Short problem: Pull out each line of the data that includes the word "jobs".

Record set:

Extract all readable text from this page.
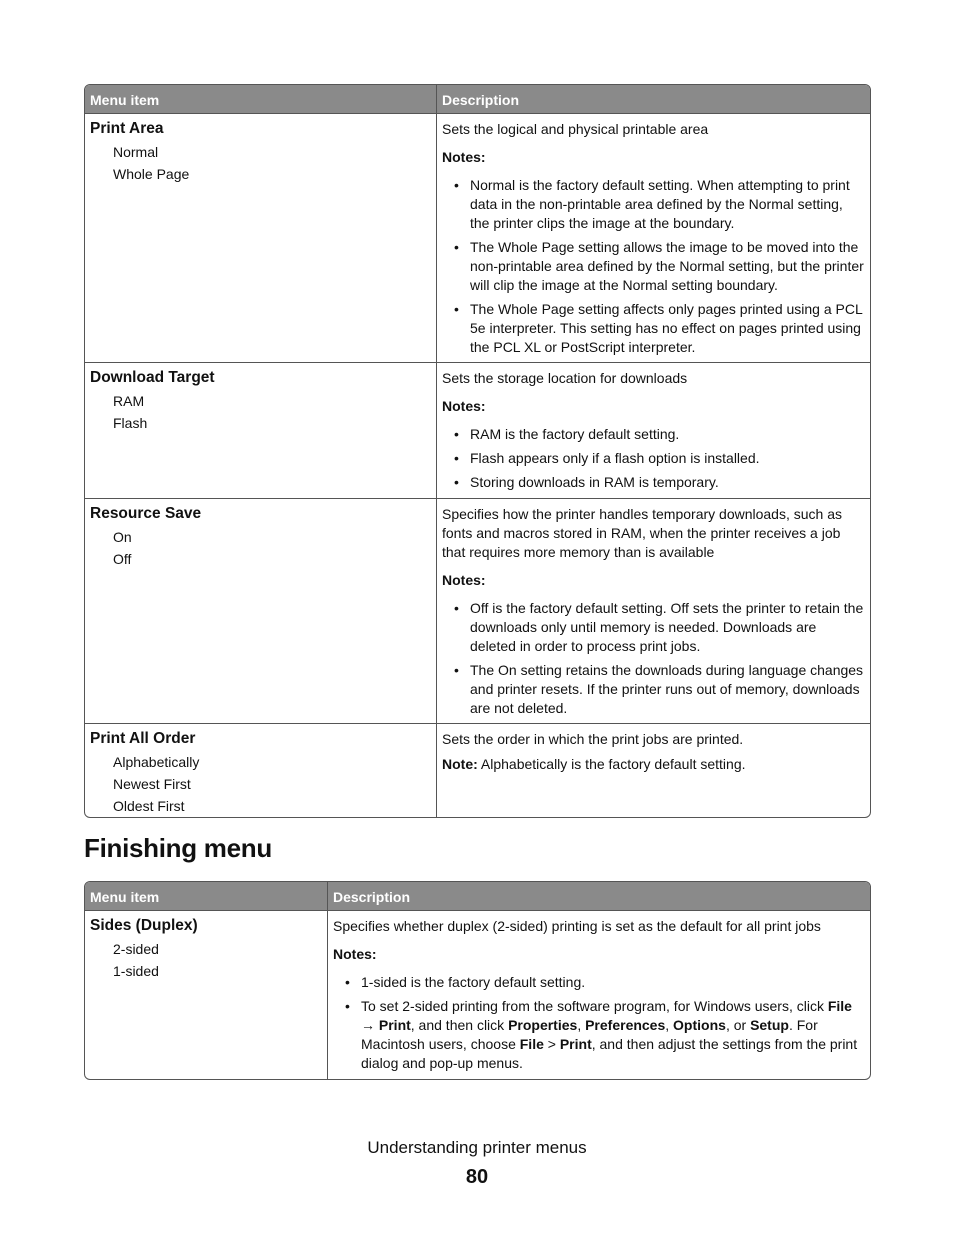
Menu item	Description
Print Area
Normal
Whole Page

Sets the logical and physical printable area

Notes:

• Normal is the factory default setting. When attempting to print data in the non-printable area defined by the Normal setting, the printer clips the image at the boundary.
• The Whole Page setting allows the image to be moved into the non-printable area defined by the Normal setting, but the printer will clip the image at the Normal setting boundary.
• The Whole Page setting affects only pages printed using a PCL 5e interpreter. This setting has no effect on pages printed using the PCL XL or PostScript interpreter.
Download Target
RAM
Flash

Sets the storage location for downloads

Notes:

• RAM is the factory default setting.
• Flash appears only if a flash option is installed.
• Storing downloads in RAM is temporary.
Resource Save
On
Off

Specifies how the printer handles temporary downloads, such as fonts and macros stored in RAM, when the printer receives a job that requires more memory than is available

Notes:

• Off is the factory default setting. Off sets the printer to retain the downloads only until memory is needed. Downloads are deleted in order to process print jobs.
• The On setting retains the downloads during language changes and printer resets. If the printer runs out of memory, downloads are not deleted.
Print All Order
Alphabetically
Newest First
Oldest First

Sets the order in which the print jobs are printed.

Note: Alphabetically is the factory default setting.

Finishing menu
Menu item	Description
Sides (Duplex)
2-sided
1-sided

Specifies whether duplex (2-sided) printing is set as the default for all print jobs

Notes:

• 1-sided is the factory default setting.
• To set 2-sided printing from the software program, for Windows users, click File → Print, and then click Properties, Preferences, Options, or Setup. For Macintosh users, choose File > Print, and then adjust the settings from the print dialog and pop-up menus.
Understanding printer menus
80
---
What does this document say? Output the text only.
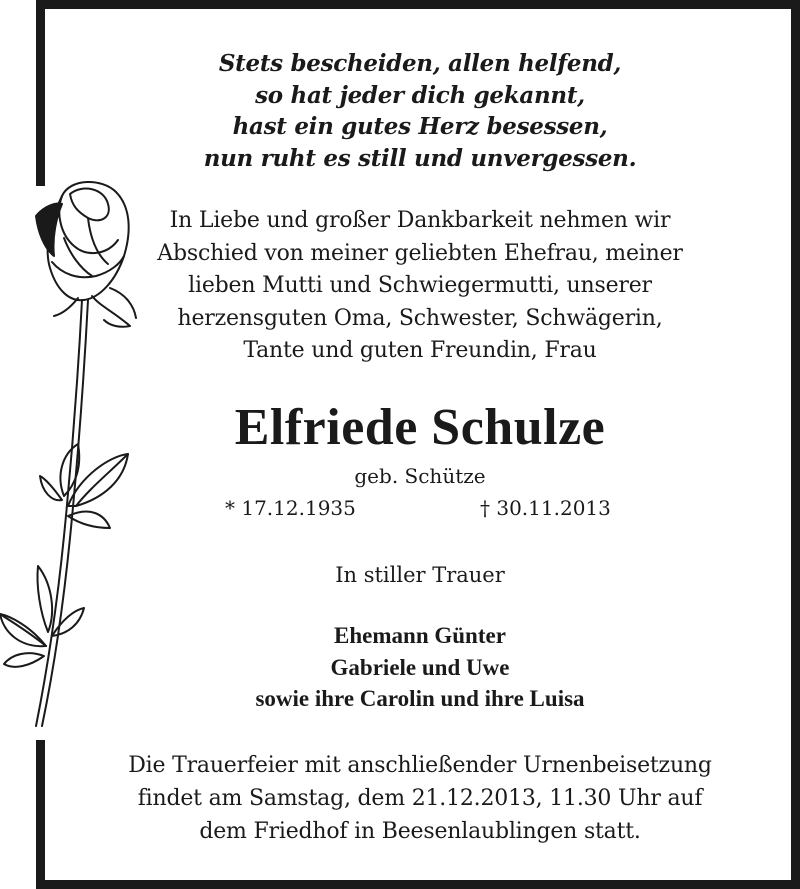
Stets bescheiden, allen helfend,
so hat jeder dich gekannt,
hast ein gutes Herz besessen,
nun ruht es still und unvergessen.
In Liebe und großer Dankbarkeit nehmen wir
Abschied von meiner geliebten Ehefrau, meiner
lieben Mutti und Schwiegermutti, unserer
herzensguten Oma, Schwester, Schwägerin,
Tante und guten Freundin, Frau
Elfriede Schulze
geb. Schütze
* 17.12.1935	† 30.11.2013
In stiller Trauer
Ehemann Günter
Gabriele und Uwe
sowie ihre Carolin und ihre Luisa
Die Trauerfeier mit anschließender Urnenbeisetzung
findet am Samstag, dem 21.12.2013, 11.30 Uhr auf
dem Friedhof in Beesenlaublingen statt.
--
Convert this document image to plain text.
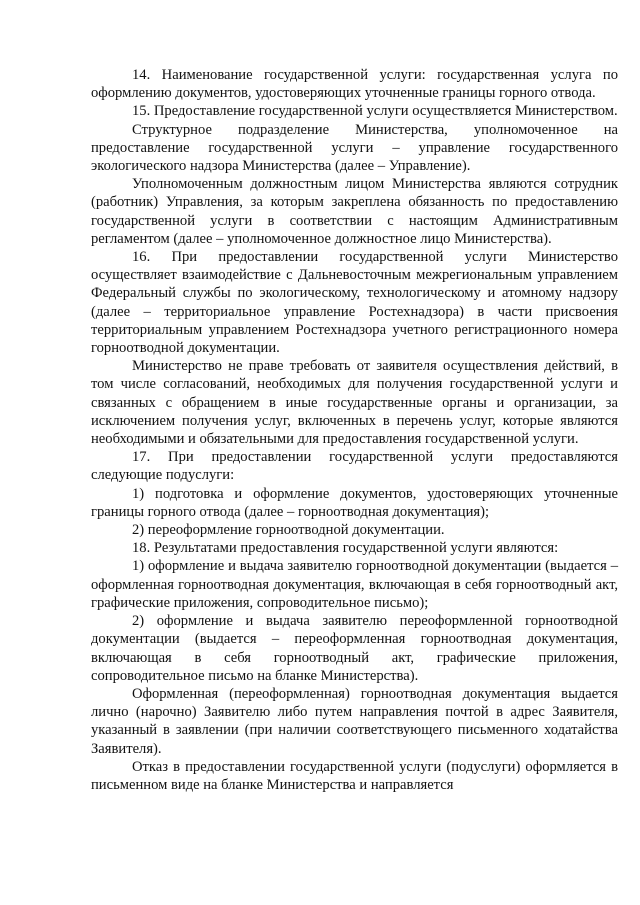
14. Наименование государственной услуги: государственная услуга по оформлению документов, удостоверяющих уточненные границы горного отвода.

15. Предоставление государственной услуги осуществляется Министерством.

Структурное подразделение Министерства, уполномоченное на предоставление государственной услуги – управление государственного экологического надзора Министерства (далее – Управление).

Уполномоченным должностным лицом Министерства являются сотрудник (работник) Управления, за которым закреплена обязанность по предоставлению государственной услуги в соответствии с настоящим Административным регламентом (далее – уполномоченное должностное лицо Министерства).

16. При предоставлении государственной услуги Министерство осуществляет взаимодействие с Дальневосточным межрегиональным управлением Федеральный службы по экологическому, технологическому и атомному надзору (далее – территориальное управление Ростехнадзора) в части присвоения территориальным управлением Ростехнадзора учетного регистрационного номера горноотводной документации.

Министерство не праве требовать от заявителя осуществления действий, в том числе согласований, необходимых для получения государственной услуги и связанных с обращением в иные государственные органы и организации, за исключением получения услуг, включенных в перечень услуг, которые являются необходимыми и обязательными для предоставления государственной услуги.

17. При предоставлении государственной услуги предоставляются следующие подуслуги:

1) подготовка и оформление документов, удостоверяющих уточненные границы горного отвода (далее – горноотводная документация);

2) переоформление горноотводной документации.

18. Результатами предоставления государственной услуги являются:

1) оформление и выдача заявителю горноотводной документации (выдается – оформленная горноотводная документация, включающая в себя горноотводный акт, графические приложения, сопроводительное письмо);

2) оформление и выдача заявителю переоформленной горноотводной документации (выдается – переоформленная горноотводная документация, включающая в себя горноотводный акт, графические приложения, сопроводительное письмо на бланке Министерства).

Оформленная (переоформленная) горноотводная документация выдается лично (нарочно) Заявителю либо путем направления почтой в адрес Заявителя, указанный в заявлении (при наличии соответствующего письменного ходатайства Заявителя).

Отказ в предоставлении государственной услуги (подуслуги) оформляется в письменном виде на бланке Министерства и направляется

Full output:
• Off is the factory default setting. Off sets the printer to retain the downloads only until memory is needed. Downloads are deleted in order to process print jobs.
Sets the order in which the print jobs are printed.
Specifies whether duplex (2-sided) printing is set as the default for all print jobs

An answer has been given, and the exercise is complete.